Your instructions » Work out how many lines in the data hold the word "capacity", and reply with that number only.

Figure data in JSON
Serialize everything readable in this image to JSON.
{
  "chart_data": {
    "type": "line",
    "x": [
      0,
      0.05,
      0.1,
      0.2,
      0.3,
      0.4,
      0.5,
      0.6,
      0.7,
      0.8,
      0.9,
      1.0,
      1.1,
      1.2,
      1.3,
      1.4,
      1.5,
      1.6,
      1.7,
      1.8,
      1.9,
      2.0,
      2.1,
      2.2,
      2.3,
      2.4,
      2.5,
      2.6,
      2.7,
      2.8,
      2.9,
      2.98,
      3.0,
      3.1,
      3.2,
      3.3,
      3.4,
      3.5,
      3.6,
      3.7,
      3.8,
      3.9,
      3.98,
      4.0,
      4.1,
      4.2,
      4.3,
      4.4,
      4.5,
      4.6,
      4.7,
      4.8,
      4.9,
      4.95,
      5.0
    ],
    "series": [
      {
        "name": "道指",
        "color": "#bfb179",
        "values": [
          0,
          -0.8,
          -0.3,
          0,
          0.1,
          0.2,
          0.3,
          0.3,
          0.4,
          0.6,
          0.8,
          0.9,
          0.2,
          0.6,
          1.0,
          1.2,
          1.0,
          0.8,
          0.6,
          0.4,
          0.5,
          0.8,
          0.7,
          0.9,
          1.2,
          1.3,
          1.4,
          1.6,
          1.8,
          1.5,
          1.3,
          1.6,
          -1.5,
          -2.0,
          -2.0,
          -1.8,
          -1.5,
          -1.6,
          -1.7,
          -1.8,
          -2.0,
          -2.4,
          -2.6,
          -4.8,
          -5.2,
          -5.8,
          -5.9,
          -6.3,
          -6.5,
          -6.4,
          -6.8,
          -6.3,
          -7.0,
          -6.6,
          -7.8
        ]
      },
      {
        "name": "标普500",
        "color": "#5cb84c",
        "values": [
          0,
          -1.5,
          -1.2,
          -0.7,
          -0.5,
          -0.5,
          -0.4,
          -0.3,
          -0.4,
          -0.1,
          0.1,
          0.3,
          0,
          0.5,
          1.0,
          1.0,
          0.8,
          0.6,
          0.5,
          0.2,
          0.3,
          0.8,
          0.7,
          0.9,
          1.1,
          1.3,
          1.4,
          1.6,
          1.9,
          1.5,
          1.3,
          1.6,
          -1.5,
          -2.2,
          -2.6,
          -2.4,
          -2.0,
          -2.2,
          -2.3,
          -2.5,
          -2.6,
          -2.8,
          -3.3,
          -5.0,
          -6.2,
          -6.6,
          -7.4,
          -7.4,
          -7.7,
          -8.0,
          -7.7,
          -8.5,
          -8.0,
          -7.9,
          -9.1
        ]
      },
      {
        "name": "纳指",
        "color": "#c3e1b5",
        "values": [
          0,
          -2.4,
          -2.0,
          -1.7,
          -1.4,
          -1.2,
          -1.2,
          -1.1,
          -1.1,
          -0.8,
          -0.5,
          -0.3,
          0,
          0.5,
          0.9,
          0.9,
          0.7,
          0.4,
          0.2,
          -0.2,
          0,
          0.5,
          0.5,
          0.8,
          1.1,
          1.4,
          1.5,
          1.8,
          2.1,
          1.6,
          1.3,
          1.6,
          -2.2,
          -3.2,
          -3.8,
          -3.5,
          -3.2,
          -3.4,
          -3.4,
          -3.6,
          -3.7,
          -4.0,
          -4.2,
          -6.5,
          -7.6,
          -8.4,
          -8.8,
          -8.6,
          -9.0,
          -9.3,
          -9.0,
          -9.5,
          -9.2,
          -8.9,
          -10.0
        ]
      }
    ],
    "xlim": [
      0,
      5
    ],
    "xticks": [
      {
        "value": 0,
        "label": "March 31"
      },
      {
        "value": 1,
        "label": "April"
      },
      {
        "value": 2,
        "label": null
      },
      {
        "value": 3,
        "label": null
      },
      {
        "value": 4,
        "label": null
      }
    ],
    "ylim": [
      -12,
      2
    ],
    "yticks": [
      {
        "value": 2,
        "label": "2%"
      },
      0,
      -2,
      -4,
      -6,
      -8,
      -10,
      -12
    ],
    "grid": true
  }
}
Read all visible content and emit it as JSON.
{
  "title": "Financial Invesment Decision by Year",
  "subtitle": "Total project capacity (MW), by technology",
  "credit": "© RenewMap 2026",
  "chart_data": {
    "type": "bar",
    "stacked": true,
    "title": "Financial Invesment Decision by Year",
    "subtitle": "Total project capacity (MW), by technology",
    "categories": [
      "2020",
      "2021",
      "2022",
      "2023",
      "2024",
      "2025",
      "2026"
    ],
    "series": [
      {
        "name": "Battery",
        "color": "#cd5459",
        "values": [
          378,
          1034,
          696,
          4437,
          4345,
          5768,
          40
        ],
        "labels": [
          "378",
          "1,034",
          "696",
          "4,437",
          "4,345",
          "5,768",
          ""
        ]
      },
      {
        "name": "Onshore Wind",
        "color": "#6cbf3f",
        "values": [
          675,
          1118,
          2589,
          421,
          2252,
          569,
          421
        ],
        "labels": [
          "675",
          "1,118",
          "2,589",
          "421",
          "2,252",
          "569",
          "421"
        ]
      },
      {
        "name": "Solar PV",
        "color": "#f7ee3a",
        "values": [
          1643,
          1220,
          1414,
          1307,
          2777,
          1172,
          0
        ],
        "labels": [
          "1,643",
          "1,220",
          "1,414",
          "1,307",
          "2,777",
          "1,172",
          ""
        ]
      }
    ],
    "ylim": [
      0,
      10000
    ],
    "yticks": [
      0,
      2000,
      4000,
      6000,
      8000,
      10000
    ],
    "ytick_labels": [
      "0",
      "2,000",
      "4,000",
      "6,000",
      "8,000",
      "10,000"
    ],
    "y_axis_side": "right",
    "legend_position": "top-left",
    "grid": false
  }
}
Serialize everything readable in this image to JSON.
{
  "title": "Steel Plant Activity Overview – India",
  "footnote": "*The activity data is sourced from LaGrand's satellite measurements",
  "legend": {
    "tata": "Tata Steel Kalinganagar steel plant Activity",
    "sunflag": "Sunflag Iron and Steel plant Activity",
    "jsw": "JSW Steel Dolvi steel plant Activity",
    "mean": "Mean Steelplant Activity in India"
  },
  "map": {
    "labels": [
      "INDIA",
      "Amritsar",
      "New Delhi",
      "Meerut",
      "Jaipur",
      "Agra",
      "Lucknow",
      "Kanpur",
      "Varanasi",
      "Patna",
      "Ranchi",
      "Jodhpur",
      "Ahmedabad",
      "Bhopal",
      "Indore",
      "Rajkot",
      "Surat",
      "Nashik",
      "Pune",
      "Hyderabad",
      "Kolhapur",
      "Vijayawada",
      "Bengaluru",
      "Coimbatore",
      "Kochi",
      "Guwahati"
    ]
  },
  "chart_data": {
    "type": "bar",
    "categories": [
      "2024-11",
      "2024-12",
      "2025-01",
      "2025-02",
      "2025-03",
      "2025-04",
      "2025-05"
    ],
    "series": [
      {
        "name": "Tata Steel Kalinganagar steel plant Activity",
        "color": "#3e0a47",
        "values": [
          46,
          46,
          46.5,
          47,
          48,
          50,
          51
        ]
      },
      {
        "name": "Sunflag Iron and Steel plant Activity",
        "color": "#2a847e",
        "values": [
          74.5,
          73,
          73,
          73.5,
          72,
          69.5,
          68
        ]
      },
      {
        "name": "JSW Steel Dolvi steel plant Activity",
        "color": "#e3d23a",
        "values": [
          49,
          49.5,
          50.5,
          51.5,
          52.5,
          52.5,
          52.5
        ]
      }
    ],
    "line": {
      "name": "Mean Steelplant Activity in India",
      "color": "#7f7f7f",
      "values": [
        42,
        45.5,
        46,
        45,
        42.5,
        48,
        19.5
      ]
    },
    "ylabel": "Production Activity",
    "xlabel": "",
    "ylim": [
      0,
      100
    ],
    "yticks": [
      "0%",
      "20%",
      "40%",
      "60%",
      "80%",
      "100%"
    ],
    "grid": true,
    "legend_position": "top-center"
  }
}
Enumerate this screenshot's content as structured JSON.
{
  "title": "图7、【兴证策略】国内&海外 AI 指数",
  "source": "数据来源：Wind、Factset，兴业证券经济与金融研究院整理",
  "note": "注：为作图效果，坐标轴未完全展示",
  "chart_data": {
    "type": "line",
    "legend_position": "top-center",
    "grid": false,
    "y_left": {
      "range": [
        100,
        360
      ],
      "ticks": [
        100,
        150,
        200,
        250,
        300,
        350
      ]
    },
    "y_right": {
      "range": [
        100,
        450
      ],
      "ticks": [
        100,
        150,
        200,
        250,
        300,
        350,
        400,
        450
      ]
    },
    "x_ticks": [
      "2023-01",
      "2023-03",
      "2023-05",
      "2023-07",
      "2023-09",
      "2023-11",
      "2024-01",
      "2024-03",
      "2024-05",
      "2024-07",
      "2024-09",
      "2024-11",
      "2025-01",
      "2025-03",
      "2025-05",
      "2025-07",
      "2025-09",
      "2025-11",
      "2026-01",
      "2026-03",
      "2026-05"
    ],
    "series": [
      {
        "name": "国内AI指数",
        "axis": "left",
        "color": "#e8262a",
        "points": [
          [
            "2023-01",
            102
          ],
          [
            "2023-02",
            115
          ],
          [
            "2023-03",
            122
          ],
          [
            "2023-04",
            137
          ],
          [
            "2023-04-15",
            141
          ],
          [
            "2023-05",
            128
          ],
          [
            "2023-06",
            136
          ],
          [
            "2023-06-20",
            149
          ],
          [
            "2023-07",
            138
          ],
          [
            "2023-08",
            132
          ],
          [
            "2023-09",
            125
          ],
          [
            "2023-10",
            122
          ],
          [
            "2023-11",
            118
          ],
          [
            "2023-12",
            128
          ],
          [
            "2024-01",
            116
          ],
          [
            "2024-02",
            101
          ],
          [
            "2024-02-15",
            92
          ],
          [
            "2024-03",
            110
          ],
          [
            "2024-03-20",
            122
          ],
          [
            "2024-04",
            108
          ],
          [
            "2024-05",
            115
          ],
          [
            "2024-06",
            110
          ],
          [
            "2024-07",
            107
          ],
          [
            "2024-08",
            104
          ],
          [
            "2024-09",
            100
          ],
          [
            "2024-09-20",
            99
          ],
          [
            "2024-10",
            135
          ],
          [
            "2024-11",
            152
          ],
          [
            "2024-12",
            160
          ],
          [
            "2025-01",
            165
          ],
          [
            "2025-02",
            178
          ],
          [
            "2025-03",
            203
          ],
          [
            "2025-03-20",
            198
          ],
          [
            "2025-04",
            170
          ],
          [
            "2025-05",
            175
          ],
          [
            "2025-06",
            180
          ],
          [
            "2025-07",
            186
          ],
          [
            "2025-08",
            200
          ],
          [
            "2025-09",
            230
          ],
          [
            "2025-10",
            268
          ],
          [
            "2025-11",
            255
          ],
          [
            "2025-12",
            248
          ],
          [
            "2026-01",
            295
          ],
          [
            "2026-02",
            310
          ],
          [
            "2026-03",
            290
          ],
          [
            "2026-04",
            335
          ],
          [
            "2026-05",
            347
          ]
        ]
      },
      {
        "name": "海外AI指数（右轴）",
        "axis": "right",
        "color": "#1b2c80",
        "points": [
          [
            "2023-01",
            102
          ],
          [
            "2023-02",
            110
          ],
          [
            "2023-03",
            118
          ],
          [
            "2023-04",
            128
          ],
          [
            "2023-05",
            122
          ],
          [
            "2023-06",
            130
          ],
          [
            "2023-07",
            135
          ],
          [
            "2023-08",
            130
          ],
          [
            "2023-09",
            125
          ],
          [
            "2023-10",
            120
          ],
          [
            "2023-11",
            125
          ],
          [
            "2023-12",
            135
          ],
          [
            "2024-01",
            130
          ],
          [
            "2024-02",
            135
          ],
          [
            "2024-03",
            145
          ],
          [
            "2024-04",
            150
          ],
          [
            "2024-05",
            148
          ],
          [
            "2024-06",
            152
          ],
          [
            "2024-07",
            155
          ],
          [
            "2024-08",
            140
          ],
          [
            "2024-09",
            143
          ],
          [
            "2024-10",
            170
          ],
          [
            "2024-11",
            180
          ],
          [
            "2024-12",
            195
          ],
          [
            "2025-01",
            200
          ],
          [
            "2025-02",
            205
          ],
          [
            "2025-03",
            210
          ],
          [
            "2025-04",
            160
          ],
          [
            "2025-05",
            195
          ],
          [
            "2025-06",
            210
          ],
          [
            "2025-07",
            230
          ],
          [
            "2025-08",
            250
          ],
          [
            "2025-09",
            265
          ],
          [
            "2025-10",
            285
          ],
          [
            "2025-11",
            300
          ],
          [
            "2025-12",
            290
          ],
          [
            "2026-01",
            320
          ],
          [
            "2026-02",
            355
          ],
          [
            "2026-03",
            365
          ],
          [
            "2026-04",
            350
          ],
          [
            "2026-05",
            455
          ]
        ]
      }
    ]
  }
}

Result » 2